#### [About this task]
Look through the entries for the string "JSON" and copy every line where it shows up.

#### [Input material]
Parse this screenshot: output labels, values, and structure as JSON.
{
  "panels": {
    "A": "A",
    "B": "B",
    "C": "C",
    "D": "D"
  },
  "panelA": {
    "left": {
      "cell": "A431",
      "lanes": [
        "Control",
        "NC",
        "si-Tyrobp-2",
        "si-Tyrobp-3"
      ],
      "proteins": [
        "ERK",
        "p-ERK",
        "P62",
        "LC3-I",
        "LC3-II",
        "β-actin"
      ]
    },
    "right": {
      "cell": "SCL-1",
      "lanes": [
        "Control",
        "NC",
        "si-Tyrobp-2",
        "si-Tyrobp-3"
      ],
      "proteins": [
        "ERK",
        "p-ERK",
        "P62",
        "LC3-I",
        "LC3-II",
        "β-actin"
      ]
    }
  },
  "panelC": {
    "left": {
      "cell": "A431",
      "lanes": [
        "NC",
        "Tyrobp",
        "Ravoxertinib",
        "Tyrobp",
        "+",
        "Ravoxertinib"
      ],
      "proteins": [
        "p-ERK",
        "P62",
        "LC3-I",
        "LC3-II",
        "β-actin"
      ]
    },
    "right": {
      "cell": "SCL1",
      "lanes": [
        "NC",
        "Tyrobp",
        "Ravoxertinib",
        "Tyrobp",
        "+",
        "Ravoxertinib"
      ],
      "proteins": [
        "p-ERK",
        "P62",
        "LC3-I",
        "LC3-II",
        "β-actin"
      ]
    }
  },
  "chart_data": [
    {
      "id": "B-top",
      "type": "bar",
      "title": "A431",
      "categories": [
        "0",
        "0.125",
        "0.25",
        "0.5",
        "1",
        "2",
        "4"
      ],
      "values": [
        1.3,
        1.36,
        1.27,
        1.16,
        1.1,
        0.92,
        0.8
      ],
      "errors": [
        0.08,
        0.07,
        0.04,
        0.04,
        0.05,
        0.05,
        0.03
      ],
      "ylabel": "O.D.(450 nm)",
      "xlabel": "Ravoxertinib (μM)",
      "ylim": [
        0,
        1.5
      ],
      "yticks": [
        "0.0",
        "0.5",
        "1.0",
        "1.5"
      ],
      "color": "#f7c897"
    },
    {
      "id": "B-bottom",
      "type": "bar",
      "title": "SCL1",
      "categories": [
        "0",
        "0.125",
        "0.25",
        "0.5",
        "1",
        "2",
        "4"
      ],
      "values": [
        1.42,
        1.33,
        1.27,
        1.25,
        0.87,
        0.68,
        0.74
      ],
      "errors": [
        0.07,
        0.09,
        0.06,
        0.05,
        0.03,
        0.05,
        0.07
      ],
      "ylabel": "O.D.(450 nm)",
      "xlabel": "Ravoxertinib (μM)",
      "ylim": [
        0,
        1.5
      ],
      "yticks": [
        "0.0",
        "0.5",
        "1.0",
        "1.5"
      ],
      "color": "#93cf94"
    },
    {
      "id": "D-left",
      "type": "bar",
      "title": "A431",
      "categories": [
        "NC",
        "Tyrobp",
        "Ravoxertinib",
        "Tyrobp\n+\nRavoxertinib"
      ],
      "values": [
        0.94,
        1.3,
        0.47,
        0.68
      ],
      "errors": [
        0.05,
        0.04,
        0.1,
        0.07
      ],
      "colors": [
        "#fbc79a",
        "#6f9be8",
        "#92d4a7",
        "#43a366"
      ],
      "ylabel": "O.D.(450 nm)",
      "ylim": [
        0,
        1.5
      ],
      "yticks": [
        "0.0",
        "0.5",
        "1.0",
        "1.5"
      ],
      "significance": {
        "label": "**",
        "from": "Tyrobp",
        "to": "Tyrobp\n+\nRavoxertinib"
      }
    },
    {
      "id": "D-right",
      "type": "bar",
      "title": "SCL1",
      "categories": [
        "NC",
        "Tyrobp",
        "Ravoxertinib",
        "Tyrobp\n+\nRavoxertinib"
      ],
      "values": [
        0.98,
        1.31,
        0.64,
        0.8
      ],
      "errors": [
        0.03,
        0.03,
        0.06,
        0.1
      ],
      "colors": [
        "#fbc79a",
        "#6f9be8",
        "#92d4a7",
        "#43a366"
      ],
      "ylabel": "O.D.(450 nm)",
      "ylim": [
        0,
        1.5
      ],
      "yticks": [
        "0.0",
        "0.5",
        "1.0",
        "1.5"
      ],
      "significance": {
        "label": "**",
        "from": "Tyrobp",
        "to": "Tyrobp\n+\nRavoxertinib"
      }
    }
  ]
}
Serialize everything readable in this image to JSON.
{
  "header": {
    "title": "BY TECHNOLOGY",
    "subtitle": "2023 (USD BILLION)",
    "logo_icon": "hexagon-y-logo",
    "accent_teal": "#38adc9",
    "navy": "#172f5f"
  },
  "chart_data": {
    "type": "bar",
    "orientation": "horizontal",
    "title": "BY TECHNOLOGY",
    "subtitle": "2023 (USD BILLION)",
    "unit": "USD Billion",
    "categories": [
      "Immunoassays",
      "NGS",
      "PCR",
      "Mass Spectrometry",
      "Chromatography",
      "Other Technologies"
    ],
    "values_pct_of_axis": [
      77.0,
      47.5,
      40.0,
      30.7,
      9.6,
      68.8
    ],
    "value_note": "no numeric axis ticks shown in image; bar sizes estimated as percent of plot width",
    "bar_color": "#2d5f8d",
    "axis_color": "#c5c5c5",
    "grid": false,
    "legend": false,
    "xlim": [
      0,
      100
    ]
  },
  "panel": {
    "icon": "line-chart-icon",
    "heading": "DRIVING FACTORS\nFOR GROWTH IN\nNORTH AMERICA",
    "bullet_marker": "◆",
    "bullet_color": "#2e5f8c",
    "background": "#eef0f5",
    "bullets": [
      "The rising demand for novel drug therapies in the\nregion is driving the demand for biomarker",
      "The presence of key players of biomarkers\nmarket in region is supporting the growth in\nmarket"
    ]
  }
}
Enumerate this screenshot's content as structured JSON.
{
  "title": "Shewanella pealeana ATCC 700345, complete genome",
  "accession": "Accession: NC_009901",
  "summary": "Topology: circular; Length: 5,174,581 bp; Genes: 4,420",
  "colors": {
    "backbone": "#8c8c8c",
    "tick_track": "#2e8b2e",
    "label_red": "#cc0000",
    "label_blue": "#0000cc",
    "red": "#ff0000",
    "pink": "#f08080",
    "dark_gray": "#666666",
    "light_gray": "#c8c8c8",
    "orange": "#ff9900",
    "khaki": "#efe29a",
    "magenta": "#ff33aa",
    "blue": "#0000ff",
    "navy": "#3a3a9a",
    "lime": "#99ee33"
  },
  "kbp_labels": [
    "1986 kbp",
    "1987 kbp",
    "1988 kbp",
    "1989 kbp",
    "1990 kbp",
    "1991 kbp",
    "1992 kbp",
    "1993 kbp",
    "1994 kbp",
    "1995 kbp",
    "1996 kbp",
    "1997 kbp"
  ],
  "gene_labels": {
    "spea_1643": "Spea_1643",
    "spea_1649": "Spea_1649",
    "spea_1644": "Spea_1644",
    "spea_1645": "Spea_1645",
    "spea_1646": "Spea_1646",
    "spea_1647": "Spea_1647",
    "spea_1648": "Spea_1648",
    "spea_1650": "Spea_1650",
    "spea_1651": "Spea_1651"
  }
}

#### [Your solution]
Parse this screenshot: output labels, values, and structure as JSON.
Serialize everything readable in this image to JSON.
Enumerate this screenshot's content as structured JSON.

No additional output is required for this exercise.